Transcribe the records in full, keeping every character as it is.

• Rows from a figure dataset:
::::

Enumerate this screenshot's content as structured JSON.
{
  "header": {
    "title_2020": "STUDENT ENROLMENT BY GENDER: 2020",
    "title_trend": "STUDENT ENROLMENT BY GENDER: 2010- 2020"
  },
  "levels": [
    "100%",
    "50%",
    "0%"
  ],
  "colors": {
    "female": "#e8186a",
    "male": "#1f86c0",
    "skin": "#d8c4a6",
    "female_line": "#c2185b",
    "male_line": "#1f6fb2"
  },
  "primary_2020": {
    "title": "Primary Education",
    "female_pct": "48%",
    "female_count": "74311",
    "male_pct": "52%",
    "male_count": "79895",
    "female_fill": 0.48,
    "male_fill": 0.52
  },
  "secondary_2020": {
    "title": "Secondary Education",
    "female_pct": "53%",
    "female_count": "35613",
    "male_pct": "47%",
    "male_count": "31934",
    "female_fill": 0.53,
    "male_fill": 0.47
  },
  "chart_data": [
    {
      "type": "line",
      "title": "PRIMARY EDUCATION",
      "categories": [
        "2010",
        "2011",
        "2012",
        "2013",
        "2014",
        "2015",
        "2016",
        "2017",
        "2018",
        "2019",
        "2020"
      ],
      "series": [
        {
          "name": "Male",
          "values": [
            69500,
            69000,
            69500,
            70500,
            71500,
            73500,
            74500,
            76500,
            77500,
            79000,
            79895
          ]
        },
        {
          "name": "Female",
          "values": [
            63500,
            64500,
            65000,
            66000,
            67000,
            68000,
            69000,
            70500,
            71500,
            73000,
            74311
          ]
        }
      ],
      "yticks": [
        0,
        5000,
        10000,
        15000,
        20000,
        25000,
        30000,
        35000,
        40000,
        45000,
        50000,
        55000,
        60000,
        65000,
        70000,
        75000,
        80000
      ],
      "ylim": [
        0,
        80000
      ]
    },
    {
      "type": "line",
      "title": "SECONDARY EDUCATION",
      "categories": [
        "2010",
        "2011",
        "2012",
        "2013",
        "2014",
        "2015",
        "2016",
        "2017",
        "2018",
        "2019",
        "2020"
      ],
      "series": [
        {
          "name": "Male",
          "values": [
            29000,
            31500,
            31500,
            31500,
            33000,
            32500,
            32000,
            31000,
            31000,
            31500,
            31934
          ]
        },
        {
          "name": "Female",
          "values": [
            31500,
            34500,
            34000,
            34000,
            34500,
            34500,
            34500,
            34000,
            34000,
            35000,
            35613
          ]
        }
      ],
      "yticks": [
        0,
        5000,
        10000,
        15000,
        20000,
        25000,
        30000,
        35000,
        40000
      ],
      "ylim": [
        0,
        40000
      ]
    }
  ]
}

::::

• The response:
Enumerate this screenshot's content as structured JSON.
{
  "header": {
    "title_2020": "STUDENT ENROLMENT BY GENDER: 2020",
    "title_trend": "STUDENT ENROLMENT BY GENDER: 2010- 2020"
  },
  "levels": [
    "100%",
    "50%",
    "0%"
  ],
  "colors": {
    "female": "#e8186a",
    "male": "#1f86c0",
    "skin": "#d8c4a6",
    "female_line": "#c2185b",
    "male_line": "#1f6fb2"
  },
  "primary_2020": {
    "title": "Primary Education",
    "female_pct": "48%",
    "female_count": "74311",
    "male_pct": "52%",
    "male_count": "79895",
    "female_fill": 0.48,
    "male_fill": 0.52
  },
  "secondary_2020": {
    "title": "Secondary Education",
    "female_pct": "53%",
    "female_count": "35613",
    "male_pct": "47%",
    "male_count": "31934",
    "female_fill": 0.53,
    "male_fill": 0.47
  },
  "chart_data": [
    {
      "type": "line",
      "title": "PRIMARY EDUCATION",
      "categories": [
        "2010",
        "2011",
        "2012",
        "2013",
        "2014",
        "2015",
        "2016",
        "2017",
        "2018",
        "2019",
        "2020"
      ],
      "series": [
        {
          "name": "Male",
          "values": [
            69500,
            69000,
            69500,
            70500,
            71500,
            73500,
            74500,
            76500,
            77500,
            79000,
            79895
          ]
        },
        {
          "name": "Female",
          "values": [
            63500,
            64500,
            65000,
            66000,
            67000,
            68000,
            69000,
            70500,
            71500,
            73000,
            74311
          ]
        }
      ],
      "yticks": [
        0,
        5000,
        10000,
        15000,
        20000,
        25000,
        30000,
        35000,
        40000,
        45000,
        50000,
        55000,
        60000,
        65000,
        70000,
        75000,
        80000
      ],
      "ylim": [
        0,
        80000
      ]
    },
    {
      "type": "line",
      "title": "SECONDARY EDUCATION",
      "categories": [
        "2010",
        "2011",
        "2012",
        "2013",
        "2014",
        "2015",
        "2016",
        "2017",
        "2018",
        "2019",
        "2020"
      ],
      "series": [
        {
          "name": "Male",
          "values": [
            29000,
            31500,
            31500,
            31500,
            33000,
            32500,
            32000,
            31000,
            31000,
            31500,
            31934
          ]
        },
        {
          "name": "Female",
          "values": [
            31500,
            34500,
            34000,
            34000,
            34500,
            34500,
            34500,
            34000,
            34000,
            35000,
            35613
          ]
        }
      ],
      "yticks": [
        0,
        5000,
        10000,
        15000,
        20000,
        25000,
        30000,
        35000,
        40000
      ],
      "ylim": [
        0,
        40000
      ]
    }
  ]
}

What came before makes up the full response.